EXTRACTED INFORMATION:
━━━━━━━━━━━━━━━━

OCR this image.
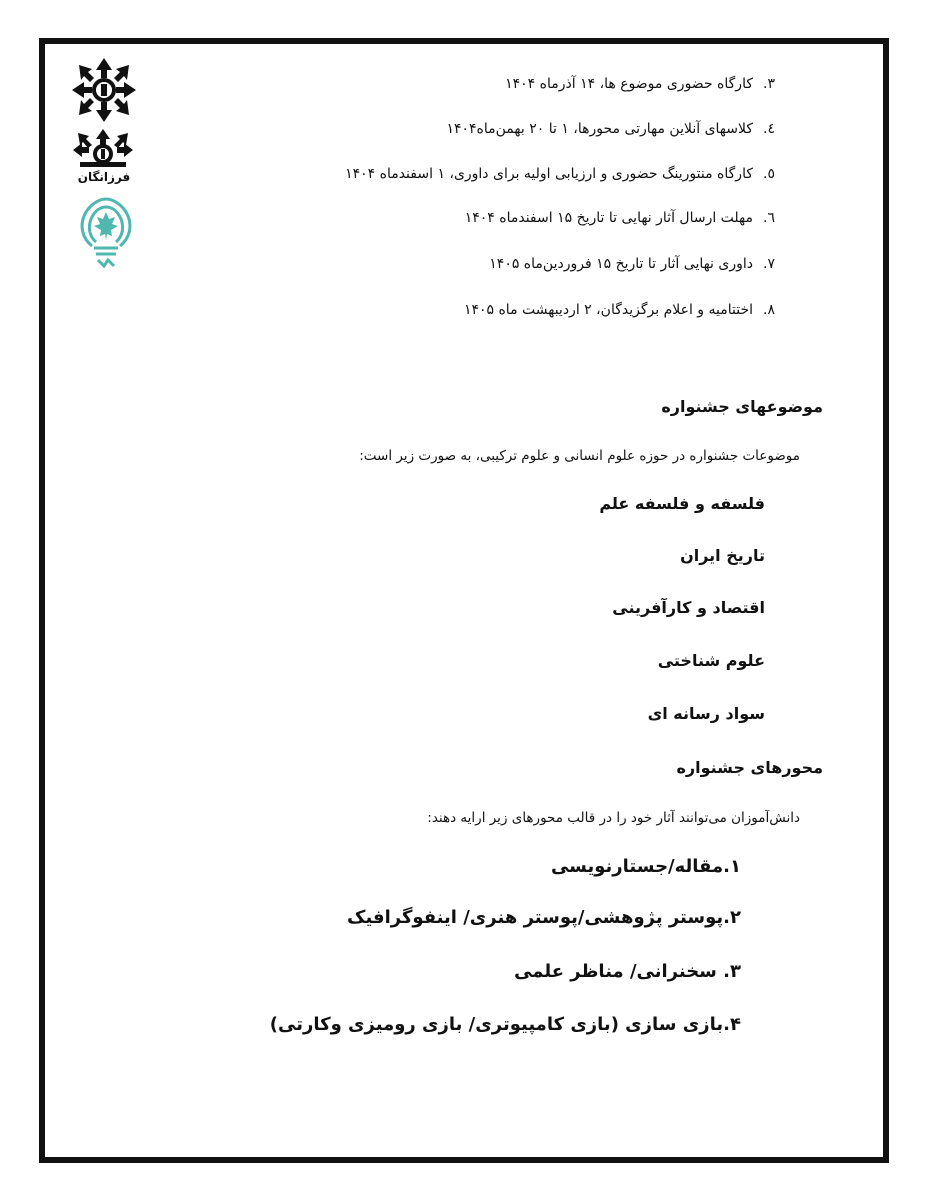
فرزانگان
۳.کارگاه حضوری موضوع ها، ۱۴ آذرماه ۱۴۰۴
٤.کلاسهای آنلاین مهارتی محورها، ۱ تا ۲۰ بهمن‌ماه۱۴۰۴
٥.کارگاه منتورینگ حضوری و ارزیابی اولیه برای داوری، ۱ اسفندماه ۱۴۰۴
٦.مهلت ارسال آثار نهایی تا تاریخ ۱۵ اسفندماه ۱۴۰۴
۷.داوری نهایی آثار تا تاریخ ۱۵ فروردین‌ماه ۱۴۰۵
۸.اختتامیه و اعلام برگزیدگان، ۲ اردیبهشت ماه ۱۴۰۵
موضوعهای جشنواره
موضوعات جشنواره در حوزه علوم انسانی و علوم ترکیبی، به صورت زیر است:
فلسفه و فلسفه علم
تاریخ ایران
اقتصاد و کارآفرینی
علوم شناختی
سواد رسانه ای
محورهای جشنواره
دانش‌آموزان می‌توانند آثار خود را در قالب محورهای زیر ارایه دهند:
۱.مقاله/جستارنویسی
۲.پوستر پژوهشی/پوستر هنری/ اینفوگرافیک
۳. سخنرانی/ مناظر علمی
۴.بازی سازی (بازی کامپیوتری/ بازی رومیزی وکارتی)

━━━━━━━━━━━━━━━━

STATED PROBLEM:
Reproduce the material word for word. Any pictures should be left out of the copy.

CORRECT RESPONSE:
OCR this image.
فرزانگان
۳.کارگاه حضوری موضوع ها، ۱۴ آذرماه ۱۴۰۴
٤.کلاسهای آنلاین مهارتی محورها، ۱ تا ۲۰ بهمن‌ماه۱۴۰۴
٥.کارگاه منتورینگ حضوری و ارزیابی اولیه برای داوری، ۱ اسفندماه ۱۴۰۴
٦.مهلت ارسال آثار نهایی تا تاریخ ۱۵ اسفندماه ۱۴۰۴
۷.داوری نهایی آثار تا تاریخ ۱۵ فروردین‌ماه ۱۴۰۵
۸.اختتامیه و اعلام برگزیدگان، ۲ اردیبهشت ماه ۱۴۰۵
موضوعهای جشنواره
موضوعات جشنواره در حوزه علوم انسانی و علوم ترکیبی، به صورت زیر است:
فلسفه و فلسفه علم
تاریخ ایران
اقتصاد و کارآفرینی
علوم شناختی
سواد رسانه ای
محورهای جشنواره
دانش‌آموزان می‌توانند آثار خود را در قالب محورهای زیر ارایه دهند:
۱.مقاله/جستارنویسی
۲.پوستر پژوهشی/پوستر هنری/ اینفوگرافیک
۳. سخنرانی/ مناظر علمی
۴.بازی سازی (بازی کامپیوتری/ بازی رومیزی وکارتی)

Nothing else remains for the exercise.